= What the exercise asks =
Gather from the material every line that contains the string "Pipeline".

= Data =
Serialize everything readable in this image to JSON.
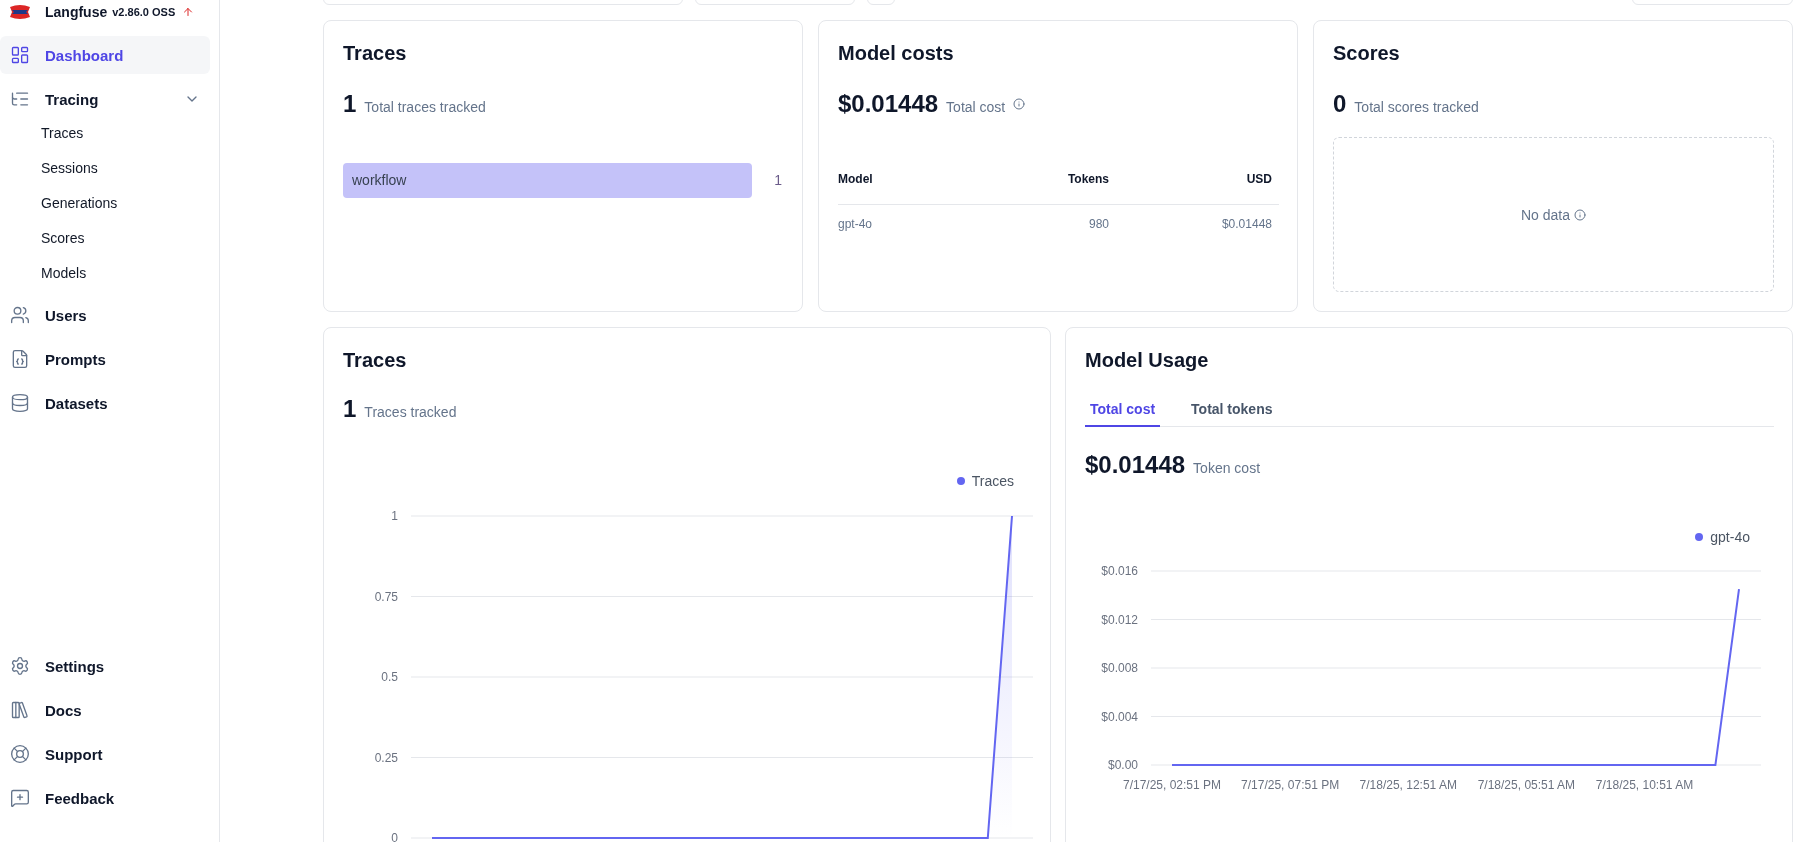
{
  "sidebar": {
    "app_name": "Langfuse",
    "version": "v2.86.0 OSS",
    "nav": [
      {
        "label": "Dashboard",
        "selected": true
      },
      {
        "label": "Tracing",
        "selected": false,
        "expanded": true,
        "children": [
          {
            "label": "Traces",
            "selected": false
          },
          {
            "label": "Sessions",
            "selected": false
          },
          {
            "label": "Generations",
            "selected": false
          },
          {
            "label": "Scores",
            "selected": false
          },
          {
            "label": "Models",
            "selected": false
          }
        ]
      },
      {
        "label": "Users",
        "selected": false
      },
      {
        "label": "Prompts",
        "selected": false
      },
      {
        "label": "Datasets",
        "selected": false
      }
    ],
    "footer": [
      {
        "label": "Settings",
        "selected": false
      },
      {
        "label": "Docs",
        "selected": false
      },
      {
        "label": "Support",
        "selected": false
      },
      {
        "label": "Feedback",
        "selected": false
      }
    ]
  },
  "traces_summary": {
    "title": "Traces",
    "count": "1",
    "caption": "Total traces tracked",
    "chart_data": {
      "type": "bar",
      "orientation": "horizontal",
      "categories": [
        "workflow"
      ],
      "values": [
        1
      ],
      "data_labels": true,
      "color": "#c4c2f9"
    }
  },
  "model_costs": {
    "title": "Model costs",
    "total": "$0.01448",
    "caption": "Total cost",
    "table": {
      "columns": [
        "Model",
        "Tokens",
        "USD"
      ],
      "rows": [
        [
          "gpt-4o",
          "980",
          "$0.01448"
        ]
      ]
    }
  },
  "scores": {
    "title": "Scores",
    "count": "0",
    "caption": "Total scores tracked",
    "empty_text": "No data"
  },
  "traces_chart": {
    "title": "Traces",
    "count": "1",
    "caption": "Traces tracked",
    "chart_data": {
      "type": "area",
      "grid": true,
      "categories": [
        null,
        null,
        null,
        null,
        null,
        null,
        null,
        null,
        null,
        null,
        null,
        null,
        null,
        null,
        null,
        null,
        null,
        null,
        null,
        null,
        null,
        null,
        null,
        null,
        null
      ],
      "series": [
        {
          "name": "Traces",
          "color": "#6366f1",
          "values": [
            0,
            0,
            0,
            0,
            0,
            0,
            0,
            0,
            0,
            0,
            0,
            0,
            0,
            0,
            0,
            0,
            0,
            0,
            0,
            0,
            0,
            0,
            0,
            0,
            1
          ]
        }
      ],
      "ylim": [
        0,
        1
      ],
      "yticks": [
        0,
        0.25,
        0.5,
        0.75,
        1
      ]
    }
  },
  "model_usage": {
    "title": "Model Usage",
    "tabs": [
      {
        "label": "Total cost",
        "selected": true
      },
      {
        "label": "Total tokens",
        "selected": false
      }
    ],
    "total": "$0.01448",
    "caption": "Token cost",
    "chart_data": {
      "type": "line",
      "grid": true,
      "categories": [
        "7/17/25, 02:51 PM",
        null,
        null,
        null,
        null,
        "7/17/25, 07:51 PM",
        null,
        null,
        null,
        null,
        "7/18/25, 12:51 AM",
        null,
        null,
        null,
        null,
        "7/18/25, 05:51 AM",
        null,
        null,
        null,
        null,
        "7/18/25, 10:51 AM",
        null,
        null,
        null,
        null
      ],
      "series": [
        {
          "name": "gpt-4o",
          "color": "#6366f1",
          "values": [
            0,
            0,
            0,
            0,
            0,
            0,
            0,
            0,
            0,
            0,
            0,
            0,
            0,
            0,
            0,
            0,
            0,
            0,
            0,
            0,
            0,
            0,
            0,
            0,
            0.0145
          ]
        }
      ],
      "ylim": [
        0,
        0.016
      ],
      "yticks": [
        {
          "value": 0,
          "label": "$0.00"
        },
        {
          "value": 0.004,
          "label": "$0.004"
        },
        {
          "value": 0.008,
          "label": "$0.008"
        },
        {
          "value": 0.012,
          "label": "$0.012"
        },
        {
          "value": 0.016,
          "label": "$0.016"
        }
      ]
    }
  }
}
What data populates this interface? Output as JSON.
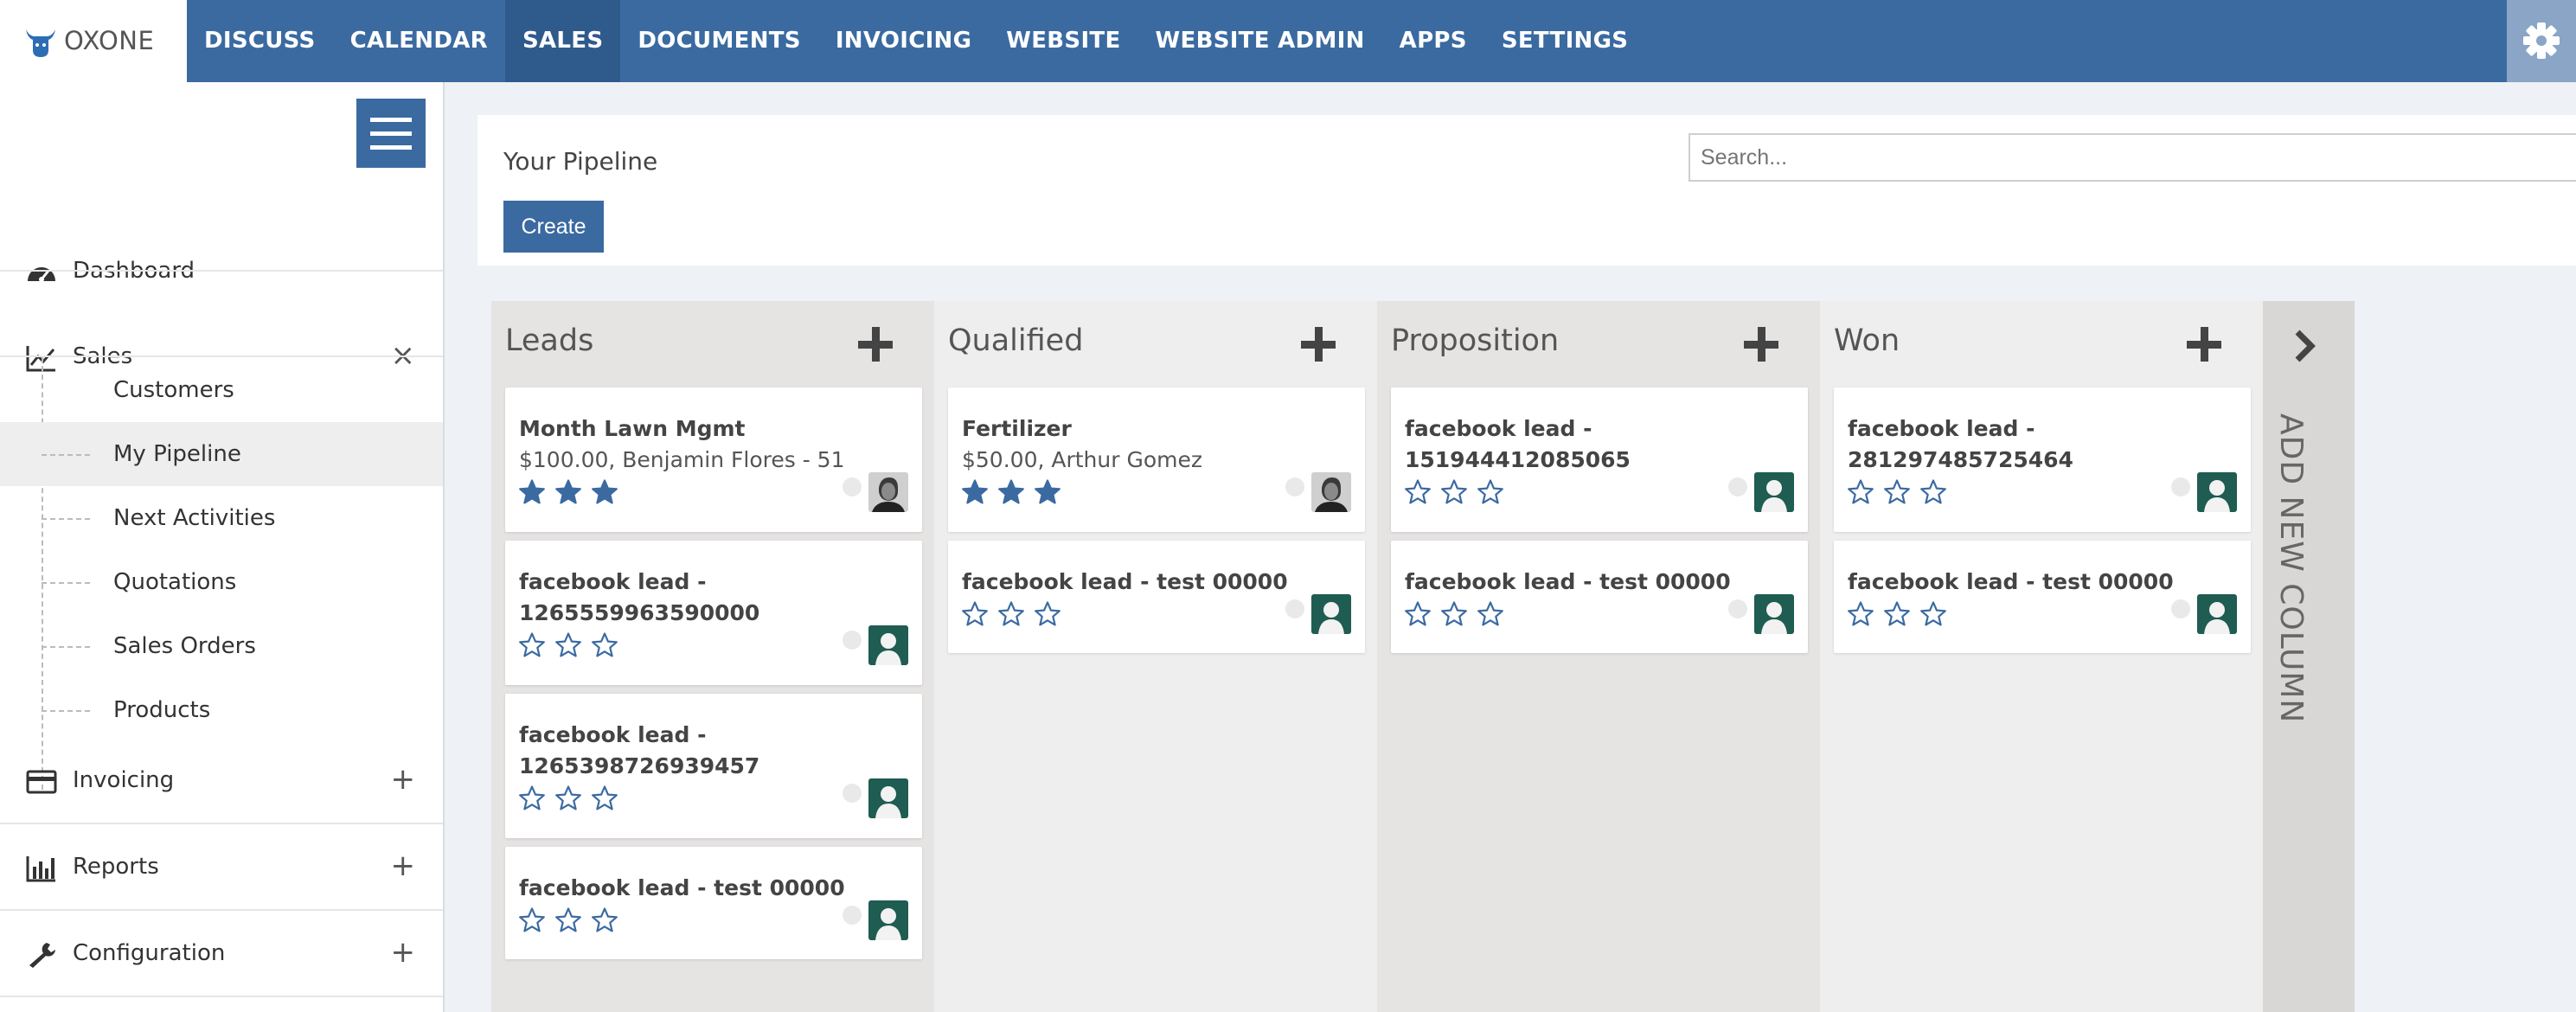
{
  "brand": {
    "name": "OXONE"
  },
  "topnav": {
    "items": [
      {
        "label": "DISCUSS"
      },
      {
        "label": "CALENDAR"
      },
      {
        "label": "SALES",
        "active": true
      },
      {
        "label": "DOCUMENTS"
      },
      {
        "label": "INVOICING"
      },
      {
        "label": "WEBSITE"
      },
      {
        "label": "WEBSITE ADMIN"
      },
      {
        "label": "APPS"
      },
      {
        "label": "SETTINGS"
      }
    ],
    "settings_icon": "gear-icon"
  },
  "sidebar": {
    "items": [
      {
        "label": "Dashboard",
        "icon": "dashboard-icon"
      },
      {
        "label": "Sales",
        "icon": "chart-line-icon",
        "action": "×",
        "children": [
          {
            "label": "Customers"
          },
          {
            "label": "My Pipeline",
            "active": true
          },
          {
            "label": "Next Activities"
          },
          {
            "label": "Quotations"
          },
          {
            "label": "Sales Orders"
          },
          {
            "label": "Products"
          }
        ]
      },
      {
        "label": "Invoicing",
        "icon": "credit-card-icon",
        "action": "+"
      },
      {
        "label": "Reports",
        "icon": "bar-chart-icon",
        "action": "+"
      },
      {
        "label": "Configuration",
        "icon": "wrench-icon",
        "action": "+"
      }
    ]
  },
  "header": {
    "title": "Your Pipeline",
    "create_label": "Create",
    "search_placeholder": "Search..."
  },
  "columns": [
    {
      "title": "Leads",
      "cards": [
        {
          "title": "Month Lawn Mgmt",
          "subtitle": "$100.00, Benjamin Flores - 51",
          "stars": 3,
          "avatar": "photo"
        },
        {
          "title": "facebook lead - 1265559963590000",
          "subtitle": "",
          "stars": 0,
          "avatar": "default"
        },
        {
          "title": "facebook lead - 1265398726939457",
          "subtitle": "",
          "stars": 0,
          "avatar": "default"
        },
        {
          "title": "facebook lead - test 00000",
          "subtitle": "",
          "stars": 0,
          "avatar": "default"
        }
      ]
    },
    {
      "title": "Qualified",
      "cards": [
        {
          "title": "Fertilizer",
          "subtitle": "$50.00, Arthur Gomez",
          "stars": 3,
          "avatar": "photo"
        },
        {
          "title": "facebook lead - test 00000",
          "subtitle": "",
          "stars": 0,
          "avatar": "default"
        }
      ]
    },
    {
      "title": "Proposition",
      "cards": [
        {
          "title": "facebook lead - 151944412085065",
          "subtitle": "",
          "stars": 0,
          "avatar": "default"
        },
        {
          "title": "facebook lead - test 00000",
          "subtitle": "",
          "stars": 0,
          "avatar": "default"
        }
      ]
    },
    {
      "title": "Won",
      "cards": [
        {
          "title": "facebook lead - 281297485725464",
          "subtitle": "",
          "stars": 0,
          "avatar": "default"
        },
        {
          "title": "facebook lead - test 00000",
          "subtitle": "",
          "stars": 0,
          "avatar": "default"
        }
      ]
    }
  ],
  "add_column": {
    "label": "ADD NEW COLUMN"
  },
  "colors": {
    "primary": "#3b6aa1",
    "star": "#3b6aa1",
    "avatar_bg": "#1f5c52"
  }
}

= Correct output =
            "label": "My Pipeline",
    "title": "Your Pipeline",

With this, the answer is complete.